Goal
Reproduce every line in the listing that contains the word "split".

Record list
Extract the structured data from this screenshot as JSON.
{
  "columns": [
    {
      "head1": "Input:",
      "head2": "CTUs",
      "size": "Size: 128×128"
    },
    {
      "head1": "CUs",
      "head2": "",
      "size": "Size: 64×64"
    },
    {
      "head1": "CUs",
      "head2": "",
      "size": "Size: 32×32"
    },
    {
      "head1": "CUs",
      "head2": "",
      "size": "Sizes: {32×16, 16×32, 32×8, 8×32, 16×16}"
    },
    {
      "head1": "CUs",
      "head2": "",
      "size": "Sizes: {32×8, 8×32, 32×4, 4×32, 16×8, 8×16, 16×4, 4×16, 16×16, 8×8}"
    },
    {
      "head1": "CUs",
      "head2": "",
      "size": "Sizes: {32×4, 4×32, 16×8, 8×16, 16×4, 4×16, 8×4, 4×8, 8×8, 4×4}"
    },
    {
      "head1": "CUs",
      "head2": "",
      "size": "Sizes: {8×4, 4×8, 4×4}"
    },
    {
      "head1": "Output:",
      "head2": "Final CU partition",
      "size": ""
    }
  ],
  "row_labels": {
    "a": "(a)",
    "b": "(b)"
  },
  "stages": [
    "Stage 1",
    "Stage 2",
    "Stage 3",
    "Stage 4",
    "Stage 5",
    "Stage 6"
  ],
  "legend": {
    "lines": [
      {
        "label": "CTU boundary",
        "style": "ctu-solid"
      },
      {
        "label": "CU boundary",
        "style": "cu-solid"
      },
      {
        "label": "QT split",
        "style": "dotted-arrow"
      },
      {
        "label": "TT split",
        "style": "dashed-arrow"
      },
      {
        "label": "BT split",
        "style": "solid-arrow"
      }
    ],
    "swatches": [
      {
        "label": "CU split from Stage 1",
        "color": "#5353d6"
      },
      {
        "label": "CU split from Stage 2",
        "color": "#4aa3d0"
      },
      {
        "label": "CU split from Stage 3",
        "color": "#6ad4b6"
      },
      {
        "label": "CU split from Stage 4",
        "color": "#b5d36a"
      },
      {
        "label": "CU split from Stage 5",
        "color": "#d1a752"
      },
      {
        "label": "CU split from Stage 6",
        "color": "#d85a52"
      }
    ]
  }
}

Answer to this exercise
        "label": "QT split",
        "label": "TT split",
        "label": "BT split",
        "label": "CU split from Stage 1",
        "label": "CU split from Stage 2",
        "label": "CU split from Stage 3",
        "label": "CU split from Stage 4",
        "label": "CU split from Stage 5",
        "label": "CU split from Stage 6",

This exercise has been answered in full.